╭──
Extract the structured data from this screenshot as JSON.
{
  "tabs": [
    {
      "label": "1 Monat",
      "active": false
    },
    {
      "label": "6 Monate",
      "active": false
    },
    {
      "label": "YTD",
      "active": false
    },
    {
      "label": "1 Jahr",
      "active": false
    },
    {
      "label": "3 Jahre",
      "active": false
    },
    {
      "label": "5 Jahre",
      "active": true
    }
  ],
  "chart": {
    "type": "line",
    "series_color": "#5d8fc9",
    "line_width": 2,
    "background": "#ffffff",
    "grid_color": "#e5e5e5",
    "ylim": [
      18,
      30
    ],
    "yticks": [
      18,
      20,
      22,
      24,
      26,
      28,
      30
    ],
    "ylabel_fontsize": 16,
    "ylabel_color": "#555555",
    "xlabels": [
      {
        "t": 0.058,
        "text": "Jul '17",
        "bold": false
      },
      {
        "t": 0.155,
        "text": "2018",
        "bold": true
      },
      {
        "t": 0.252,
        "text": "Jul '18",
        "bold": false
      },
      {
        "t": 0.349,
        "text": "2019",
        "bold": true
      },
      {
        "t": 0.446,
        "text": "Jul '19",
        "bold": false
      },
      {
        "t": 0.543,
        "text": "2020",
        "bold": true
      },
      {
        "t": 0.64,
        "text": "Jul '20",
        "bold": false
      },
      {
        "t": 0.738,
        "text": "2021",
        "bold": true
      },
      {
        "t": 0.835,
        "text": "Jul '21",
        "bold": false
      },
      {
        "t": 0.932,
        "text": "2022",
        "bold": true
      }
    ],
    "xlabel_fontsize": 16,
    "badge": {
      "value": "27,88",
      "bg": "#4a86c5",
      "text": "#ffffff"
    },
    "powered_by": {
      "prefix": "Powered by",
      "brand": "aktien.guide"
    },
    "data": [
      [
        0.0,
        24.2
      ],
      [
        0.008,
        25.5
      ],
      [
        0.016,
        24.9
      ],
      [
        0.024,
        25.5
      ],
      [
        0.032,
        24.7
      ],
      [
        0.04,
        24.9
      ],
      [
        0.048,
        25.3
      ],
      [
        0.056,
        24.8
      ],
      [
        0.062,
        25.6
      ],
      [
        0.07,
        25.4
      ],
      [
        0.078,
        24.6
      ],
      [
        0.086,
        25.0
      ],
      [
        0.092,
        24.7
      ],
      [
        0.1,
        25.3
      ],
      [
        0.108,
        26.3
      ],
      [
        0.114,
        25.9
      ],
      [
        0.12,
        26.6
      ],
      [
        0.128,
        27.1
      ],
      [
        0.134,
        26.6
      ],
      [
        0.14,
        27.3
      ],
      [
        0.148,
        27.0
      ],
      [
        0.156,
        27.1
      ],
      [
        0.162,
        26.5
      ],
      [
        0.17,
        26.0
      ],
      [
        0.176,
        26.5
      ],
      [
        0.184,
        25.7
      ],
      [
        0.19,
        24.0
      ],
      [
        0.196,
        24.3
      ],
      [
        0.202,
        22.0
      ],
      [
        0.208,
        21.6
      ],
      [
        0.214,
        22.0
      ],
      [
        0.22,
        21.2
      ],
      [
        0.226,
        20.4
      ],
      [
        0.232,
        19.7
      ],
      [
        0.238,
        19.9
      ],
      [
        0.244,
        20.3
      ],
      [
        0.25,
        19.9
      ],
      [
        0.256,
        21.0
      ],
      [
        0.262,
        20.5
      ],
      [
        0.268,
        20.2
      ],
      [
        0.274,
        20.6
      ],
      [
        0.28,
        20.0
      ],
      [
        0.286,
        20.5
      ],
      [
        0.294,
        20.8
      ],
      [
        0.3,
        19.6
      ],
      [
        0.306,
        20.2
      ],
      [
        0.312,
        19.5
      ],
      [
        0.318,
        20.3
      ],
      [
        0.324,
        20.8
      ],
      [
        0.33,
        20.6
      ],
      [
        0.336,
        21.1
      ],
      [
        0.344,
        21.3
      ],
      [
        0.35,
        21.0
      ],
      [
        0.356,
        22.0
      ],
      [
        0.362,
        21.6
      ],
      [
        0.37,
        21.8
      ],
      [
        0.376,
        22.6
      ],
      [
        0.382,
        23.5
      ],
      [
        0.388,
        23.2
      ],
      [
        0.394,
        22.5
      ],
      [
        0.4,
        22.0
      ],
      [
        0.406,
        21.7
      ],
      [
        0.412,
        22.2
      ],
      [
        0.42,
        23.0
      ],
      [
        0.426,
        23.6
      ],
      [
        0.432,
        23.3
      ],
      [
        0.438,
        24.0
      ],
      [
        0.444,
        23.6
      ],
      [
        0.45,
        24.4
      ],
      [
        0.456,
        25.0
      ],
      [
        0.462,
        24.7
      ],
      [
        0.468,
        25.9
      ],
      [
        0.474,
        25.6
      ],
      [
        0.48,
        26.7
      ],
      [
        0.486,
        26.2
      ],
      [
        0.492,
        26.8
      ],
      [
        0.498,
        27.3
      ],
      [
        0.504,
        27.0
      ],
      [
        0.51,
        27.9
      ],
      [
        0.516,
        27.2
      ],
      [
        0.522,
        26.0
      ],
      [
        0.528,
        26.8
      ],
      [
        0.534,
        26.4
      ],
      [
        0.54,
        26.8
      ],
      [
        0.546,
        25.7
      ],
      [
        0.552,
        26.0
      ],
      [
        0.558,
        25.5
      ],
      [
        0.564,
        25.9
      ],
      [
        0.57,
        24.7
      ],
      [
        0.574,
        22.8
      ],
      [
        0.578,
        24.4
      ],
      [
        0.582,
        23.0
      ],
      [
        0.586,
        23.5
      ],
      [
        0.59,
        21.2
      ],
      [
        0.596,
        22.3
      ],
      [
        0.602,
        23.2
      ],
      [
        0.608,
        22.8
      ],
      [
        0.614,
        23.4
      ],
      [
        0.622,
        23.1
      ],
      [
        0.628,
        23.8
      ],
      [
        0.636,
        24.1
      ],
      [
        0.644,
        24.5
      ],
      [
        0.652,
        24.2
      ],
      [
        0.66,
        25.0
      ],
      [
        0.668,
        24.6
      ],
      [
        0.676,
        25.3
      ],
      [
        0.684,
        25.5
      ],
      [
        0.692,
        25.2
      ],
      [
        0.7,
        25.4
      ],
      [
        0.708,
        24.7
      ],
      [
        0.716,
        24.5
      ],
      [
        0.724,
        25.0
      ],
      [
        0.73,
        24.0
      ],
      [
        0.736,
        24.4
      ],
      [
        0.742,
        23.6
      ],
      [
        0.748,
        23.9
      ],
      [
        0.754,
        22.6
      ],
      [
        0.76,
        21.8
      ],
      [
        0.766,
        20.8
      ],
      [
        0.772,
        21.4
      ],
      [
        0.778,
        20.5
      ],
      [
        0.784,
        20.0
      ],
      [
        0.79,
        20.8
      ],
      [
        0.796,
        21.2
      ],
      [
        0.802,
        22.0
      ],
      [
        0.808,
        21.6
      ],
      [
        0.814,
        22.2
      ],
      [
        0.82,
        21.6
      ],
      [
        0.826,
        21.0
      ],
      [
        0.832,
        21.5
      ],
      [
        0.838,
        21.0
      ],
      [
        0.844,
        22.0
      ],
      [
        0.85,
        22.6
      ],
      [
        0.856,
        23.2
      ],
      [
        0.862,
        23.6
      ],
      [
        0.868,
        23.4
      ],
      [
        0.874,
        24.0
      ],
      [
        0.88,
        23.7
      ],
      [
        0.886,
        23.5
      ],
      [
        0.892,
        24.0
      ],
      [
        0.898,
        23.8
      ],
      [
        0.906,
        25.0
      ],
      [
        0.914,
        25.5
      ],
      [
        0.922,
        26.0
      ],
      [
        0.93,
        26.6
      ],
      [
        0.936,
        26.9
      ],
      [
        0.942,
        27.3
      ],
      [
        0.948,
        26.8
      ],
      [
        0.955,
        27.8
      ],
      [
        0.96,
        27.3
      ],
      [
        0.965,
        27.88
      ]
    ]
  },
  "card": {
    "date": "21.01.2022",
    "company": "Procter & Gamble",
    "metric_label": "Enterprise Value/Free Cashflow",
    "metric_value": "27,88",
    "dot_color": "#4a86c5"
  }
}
╰──
## Given problem:
Return each line in the records that holds the string "data".

## Final answer:
Extract the structured data from this screenshot as JSON.
    "data": [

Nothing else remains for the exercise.